### TEXT PROVIDED
════

Use Phosphorus-Free Fertilizer to Keep Lawns Green, Waters Clean
Melting snow or a summer rainstorm can quickly wash phosphorus from your fertilizer and other pollutants off your lawn and into our lakes, rivers and bays. Phosphorus is like junk food for algae causing it to grow out of control, turning out waters green, lowering water quality and even killing fish. Even if you live far from the shorefront, all stormwater eventually makes its ways to our waters, with half eventually draining into our lakes and the other half draining in our rivers or bays.
Most soils in Maine naturally have enough phosphorus to keep a lawn lush and green so if you use fertilizer, make sure it is phosphorus-free (noted by the “O” in the middle number describing the fertilizer blend). Only use phosphorus when establishing a new lawn, re-seeding or when recommended by a soil test from a lab.
Rather than ban the sale of lawn fertilizer containing phosphorus as some other states have done, Maine has chosen to empower retailers and educate consumers by requiring stores that sell fertilizer to post signs explaining when it is appropriate to use fertilizers with phosphorus. The law (38 MRSA 419) states:
"A person may not sell fertilizer containing phosphorus at a retail store after January 1, 2008 unless the seller posts a Department of Environmental Protection approved sign that indicates the product is not appropriate for use on non-agricultural lawn or turf due to potential adverse effects on water quality except when:
- Soil test results from a laboratory indicate that additional phosphorus is needed for lawn or turf; or
- The fertilizer will be used in establishing a new lawn or turf, including establishing turf at a sod farm, or for re-seeding or over-seeding existing lawn or turf.”
Questions to Consider
- How much fertilizer should I apply?
- If you must fertilize - avoid over fertilizing! Measure your lawn area to determine the square footage. Then calibrate your spreader to apply one-half the recommended amount of fertilizer based on the bag's label. Watch for lawn response. Reapply at the reduced rate when your lawn's response is not acceptable. More is not better. Don't apply before spring green-up. The best time is September.

════

### SOURCE MATERIAL
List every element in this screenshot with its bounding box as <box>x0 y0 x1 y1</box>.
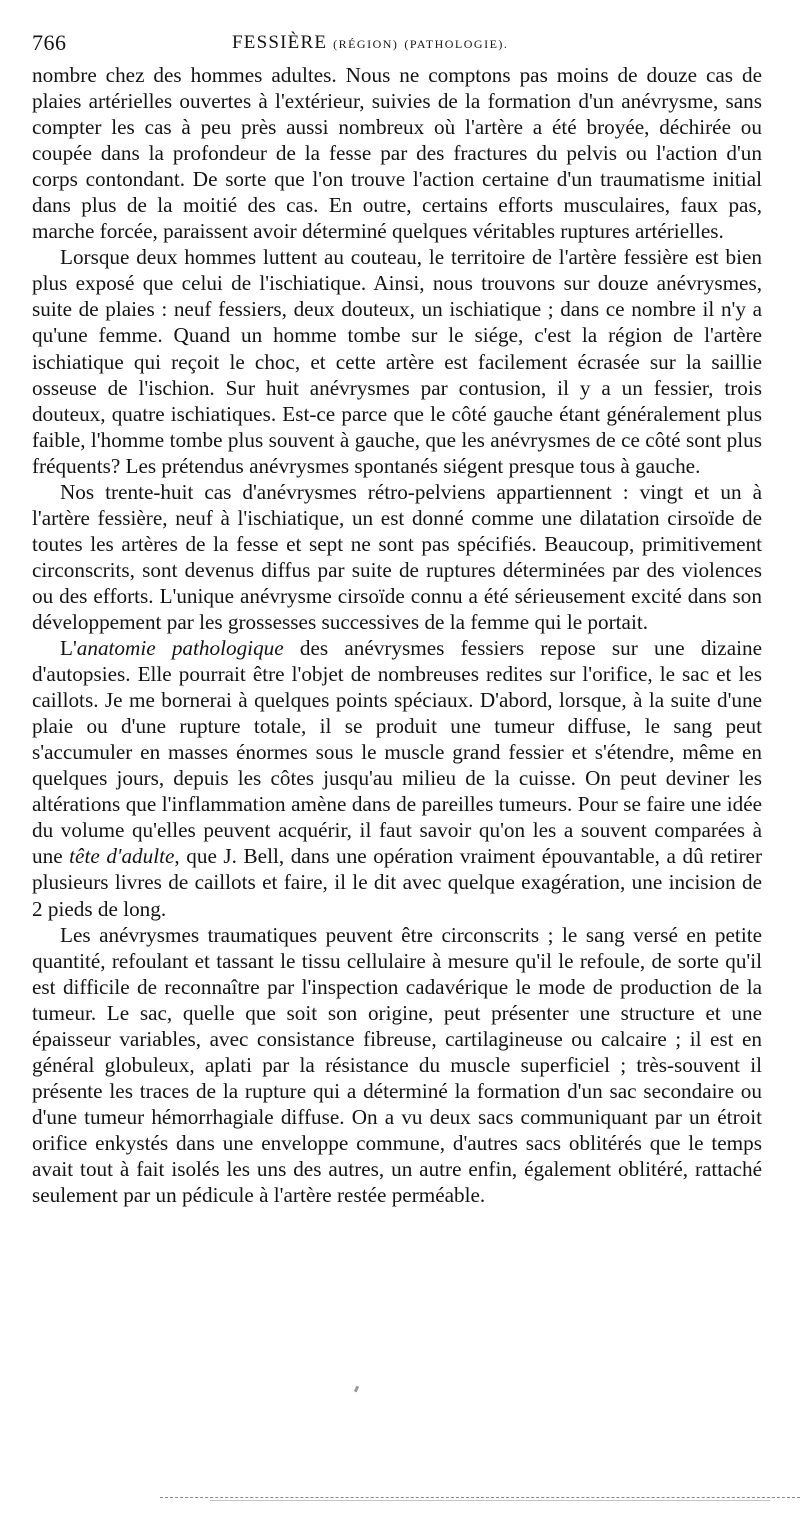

════

### WRITTEN EXERCISE 1
In the phosphorus fertilizer text, rewrite the part that begins with "- If you must" and ends with "time is September.", replacing "spreader" with "broadcast spreader".
### WRITTEN EXERCISE 2
Answer these questions from the phosphorus fertilizer text:
(a) What share of stormwater eventually drains into lakes?
(b) Which Maine law requires stores to post signs about phosphorus fertilizer?
(c) What is named as the best time to apply fertilizer?
### WRITTEN EXERCISE 3
Continue the phosphorus fertilizer text from its last sentence.

### REPLY 1
- If you must fertilize - avoid over fertilizing! Measure your lawn area to determine the square footage. Then calibrate your broadcast spreader to apply one-half the recommended amount of fertilizer based on the bag's label. Watch for lawn response. Reapply at the reduced rate when your lawn's response is not acceptable. More is not better. Don't apply before spring green-up. The best time is September.

### REPLY 2
(a) Half of it.
(b) 38 MRSA 419.
(c) September.

### REPLY 3
- To have a good looking lawn, do I even need to fertilize my lawn?
- No, if you leave your grass clippings (the natural fertilizer) and your lawn is 10 or more years old there are enough nutrients in the soil to grow a healthy lawn. (And clippings don't lead to thatch.) Younger lawns may need nitrogen: look for bags with 10-0-0 on the label.
- How do I find phosphorus-free fertilizers in the store?
- The amount of phosphorus can be located by looking for the three numbers on the package. The numbers indicate the percent of nitrogen, phosphorus and potash. Look for packages where the middle number is zero for phosphorus-free.
- How can I get a soils test done?
- Get your soil test kit at stores that sell fertilizer, University of Maine Cooperative Extension Offices, Soil & Water Conservation Districts and the University of Maine Soil Testing Service.
- Maine Board of Pesticide Control information on lawn care pest control.
- Think Blue Maine homeowner resources on reducing stormwater run-off and pollution prevention
- University of Maine Analytical Lab and Soil Testing Service (207-581-3591)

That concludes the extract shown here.